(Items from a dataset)
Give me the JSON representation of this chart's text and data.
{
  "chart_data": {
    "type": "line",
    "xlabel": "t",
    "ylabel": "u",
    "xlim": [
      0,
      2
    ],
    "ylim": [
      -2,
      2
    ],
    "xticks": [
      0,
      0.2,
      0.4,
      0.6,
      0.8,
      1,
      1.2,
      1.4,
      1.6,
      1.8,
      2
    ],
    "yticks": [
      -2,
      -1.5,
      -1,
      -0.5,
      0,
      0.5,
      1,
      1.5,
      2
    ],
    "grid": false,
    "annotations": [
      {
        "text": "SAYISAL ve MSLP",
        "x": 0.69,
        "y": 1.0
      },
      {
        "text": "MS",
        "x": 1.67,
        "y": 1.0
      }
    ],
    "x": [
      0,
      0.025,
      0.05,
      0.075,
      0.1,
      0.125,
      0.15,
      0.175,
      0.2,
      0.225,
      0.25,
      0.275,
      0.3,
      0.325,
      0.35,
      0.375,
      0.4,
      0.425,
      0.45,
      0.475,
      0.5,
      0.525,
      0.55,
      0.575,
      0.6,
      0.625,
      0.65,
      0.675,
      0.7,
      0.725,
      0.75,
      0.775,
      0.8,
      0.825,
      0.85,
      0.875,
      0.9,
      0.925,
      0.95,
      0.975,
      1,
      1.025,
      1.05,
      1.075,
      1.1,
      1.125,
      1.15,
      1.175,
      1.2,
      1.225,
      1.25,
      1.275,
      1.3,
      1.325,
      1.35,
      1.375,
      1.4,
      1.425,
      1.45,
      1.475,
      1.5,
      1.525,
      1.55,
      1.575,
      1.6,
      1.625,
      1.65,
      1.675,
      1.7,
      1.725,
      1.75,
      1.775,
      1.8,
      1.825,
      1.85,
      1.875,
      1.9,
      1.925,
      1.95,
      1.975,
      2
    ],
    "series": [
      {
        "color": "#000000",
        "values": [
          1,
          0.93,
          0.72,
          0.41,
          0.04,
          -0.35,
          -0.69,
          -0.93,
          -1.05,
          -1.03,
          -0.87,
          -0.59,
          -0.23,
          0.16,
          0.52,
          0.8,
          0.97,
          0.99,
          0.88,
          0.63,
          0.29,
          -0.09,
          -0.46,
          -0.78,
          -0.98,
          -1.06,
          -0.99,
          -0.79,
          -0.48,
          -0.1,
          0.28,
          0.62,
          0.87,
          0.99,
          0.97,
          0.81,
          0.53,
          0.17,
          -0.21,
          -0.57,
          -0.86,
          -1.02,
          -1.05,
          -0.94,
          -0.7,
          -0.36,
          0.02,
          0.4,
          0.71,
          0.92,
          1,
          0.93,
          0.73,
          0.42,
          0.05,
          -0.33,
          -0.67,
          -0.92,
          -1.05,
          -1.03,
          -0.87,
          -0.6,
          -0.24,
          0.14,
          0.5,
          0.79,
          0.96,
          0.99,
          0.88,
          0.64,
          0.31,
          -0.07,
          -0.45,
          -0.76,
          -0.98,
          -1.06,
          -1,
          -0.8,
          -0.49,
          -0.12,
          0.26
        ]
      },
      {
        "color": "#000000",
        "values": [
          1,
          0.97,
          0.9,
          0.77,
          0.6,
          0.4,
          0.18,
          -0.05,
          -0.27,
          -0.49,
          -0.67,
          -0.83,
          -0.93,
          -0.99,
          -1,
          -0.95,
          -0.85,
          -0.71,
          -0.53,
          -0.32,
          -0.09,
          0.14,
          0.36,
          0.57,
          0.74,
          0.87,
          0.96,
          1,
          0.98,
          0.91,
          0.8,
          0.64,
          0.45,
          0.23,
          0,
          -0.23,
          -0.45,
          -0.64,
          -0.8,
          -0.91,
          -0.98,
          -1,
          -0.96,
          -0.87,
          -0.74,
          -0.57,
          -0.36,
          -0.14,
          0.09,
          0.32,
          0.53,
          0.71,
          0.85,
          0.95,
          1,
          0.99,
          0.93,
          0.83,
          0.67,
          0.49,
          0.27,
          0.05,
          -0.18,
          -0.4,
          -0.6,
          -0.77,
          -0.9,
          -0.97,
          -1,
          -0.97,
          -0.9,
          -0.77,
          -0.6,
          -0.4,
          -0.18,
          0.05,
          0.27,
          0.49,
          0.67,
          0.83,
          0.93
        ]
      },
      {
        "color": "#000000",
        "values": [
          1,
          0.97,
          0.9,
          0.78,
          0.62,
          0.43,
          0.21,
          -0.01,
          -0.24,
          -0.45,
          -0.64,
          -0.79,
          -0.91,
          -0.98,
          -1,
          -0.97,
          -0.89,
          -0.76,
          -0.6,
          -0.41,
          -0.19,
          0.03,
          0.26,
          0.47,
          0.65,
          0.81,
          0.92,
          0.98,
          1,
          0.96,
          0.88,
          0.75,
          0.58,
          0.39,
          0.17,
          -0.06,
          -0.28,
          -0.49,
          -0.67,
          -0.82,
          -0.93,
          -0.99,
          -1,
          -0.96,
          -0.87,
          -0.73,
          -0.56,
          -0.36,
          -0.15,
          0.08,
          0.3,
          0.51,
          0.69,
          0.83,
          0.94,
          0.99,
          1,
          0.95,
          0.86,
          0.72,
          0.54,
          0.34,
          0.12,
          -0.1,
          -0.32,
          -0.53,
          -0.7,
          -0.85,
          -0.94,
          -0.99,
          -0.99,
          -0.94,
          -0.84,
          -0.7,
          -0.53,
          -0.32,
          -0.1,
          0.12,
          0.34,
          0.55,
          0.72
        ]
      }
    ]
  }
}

● What you should do: Look through the entries above and list every line containing "text".

● Result for this task:
Give me the JSON representation of this chart's text and data.
        "text": "SAYISAL ve MSLP",
        "text": "MS",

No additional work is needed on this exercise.